Page text:
——————————

The most cost effective Control4 solution (for eight zones) would be around £3,245 ex VAT and that's hardware only, at that price it requires an HC250 for control which unless you're under four zones is not advised, so you'd really need an HC800 and that's another £600. You'd also need proffesional installation so it's a lot more expensive. If you did this the iOS interface is fine but the interface is still not as good as Sonos and you'd only have one one source.

No, for a music only solution there really is no better solution than Sonos, there simply isn't a system to compete on user interface and intuitiveness, plus as the OP observes you can build zone by zone if the initial outlay is too great. There are one or two competitors to Sonos but they're much more expensive, certainly nothing cheaper. About the only thing that could be argued for everyday folks (i.e. doesn't need expert installation) would be Apple Airport Express (as zone players) with power amps and control via iOS again. This kind of works but again is not a multi-room system in the sense that you can manage playback in multiple rooms simultaneously. If you need to integrate video then I'd use Control4 for the video system and tie together with Sonos if required, but that's a little off topic.

——————————

Tasks to carry out:
1. In the multi-room audio post, what is the approximate hardware-only price of the most cost-effective eight-zone Control4 setup?
2. Return everything from "The most cost" down to "one one source." in the multi-room audio post, copied word for word.

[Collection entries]

——————————

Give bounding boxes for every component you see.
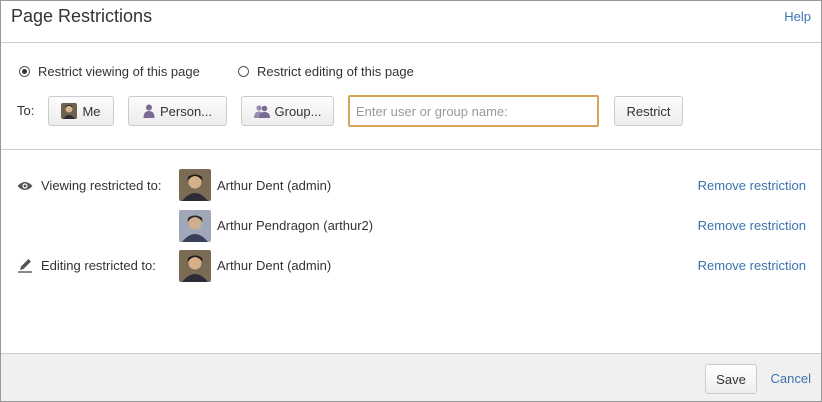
- group-icon: [253, 104, 270, 118]
- dialog-title: Page Restrictions: [11, 6, 153, 26]
- dialog-header: Page Restrictions Help: [1, 1, 821, 43]
- restrict-editing-option[interactable]: Restrict editing of this page: [238, 64, 414, 79]
- group-button-label: Group...: [274, 103, 322, 119]
- person-icon: [143, 104, 155, 118]
- group-button[interactable]: Group...: [241, 96, 334, 126]
- restrict-editing-label: Restrict editing of this page: [257, 64, 414, 79]
- user-avatar-icon: [61, 103, 78, 119]
- restrict-viewing-option[interactable]: Restrict viewing of this page: [19, 64, 200, 79]
- editing-restricted-label: Editing restricted to:: [41, 258, 156, 273]
- save-button[interactable]: Save: [705, 364, 757, 394]
- viewing-restricted-label: Viewing restricted to:: [41, 178, 162, 193]
- remove-restriction-link[interactable]: Remove restriction: [698, 258, 806, 273]
- eye-icon: [17, 179, 33, 197]
- section-divider: [1, 149, 821, 150]
- me-button-label: Me: [82, 103, 101, 119]
- page-restrictions-dialog: Page Restrictions Help Restrict viewing …: [0, 0, 822, 402]
- to-label: To:: [17, 103, 35, 118]
- restricted-user-name: Arthur Dent (admin): [217, 178, 332, 193]
- restrict-editing-radio[interactable]: [238, 66, 249, 77]
- restrict-viewing-label: Restrict viewing of this page: [38, 64, 200, 79]
- cancel-link[interactable]: Cancel: [771, 371, 811, 386]
- user-avatar: [179, 250, 211, 282]
- help-link[interactable]: Help: [784, 9, 811, 24]
- user-group-search-input[interactable]: [348, 95, 599, 127]
- restricted-user-name: Arthur Pendragon (arthur2): [217, 218, 374, 233]
- restrict-button[interactable]: Restrict: [614, 96, 683, 126]
- remove-restriction-link[interactable]: Remove restriction: [698, 178, 806, 193]
- person-button[interactable]: Person...: [128, 96, 227, 126]
- me-button[interactable]: Me: [48, 96, 114, 126]
- restrict-viewing-radio[interactable]: [19, 66, 30, 77]
- person-button-label: Person...: [159, 103, 213, 119]
- remove-restriction-link[interactable]: Remove restriction: [698, 218, 806, 233]
- dialog-footer: Save Cancel: [1, 353, 821, 401]
- pencil-icon: [17, 257, 33, 278]
- user-avatar: [179, 210, 211, 242]
- user-avatar: [179, 169, 211, 201]
- restricted-user-name: Arthur Dent (admin): [217, 258, 332, 273]
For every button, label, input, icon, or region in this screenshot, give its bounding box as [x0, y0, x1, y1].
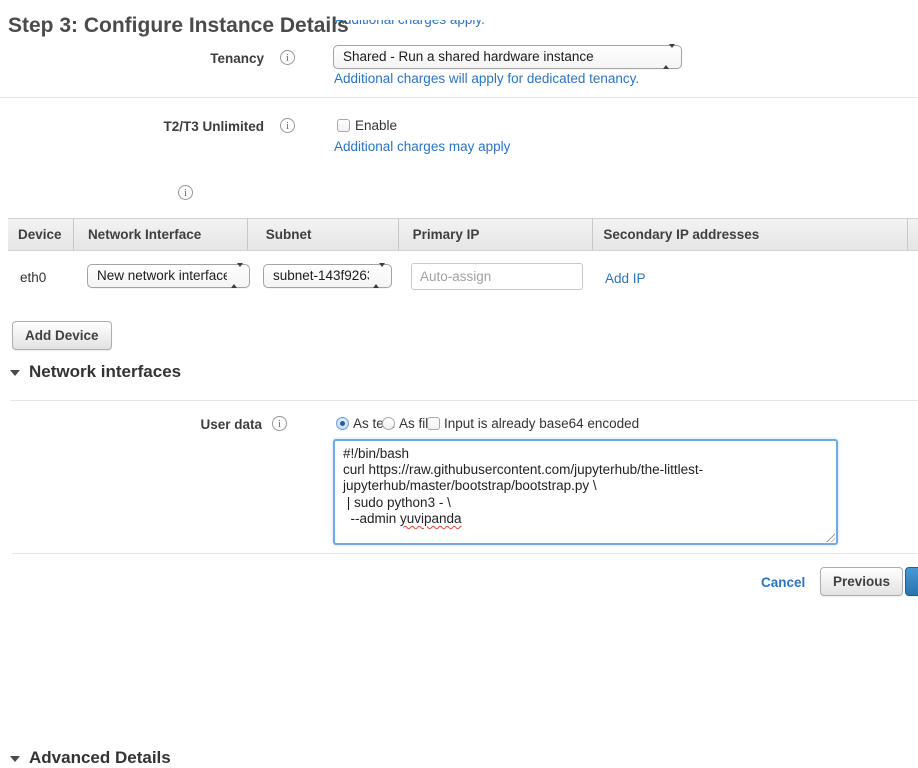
divider: [0, 97, 918, 98]
subnet-select[interactable]: subnet-143f9263: [263, 264, 392, 288]
table-header-filler: [908, 219, 918, 250]
subnet-select-value: subnet-143f9263: [273, 265, 369, 287]
tenancy-select[interactable]: Shared - Run a shared hardware instance: [333, 45, 682, 69]
enable-checkbox-label: Enable: [355, 118, 397, 133]
tenancy-charges-link[interactable]: Additional charges will apply for dedica…: [334, 71, 639, 86]
advanced-details-section-header[interactable]: Advanced Details: [0, 373, 200, 397]
tenancy-label: Tenancy: [0, 51, 264, 66]
primary-ip-input[interactable]: [411, 263, 583, 290]
section-title: Advanced Details: [29, 748, 171, 768]
table-header-network-interface: Network Interface: [74, 219, 248, 250]
user-data-label: User data: [0, 417, 262, 432]
t2t3-unlimited-label: T2/T3 Unlimited: [0, 119, 264, 134]
stepper-icon: [231, 267, 243, 285]
t2t3-charges-link[interactable]: Additional charges may apply: [334, 139, 510, 154]
divider: [12, 553, 918, 554]
info-icon[interactable]: i: [178, 185, 193, 200]
as-text-radio[interactable]: [336, 417, 349, 430]
device-cell: eth0: [20, 270, 46, 285]
info-icon[interactable]: i: [280, 118, 295, 133]
network-interface-select[interactable]: New network interface: [87, 264, 250, 288]
disclosure-triangle-icon: [10, 756, 20, 767]
table-header-secondary-ip: Secondary IP addresses: [593, 219, 908, 250]
primary-button-partial[interactable]: [905, 567, 918, 596]
user-data-textarea[interactable]: #!/bin/bashcurl https://raw.githubuserco…: [333, 439, 838, 545]
as-file-radio[interactable]: [382, 417, 395, 430]
resize-handle-icon[interactable]: [825, 532, 835, 542]
info-icon[interactable]: i: [272, 416, 287, 431]
base64-checkbox[interactable]: [427, 417, 440, 430]
additional-charges-link[interactable]: Additional charges apply.: [335, 20, 555, 27]
table-header-primary-ip: Primary IP: [399, 219, 594, 250]
page-title: Step 3: Configure Instance Details: [8, 14, 349, 38]
stepper-icon: [663, 48, 675, 66]
enable-checkbox[interactable]: [337, 119, 350, 132]
network-interfaces-table-header: Device Network Interface Subnet Primary …: [8, 218, 918, 251]
info-icon[interactable]: i: [280, 50, 295, 65]
tenancy-select-value: Shared - Run a shared hardware instance: [343, 46, 659, 68]
add-device-button[interactable]: Add Device: [12, 321, 112, 350]
divider: [10, 400, 918, 401]
previous-button[interactable]: Previous: [820, 567, 903, 596]
add-ip-link[interactable]: Add IP: [605, 271, 646, 286]
base64-checkbox-label: Input is already base64 encoded: [444, 416, 639, 431]
clipped-note-box: Additional charges apply.: [335, 20, 555, 32]
stepper-icon: [373, 267, 385, 285]
cancel-link[interactable]: Cancel: [761, 575, 805, 590]
table-header-device: Device: [8, 219, 74, 250]
network-interface-select-value: New network interface: [97, 265, 227, 287]
table-header-subnet: Subnet: [248, 219, 399, 250]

——————————

Responses in order:
1. Around £3,245 ex VAT.

2.
The most cost effective Control4 solution (for eight zones) would be around £3,245 ex VAT and that's hardware only, at that price it requires an HC250 for control which unless you're under four zones is not advised, so you'd really need an HC800 and that's another £600. You'd also need proffesional installation so it's a lot more expensive. If you did this the iOS interface is fine but the interface is still not as good as Sonos and you'd only have one one source.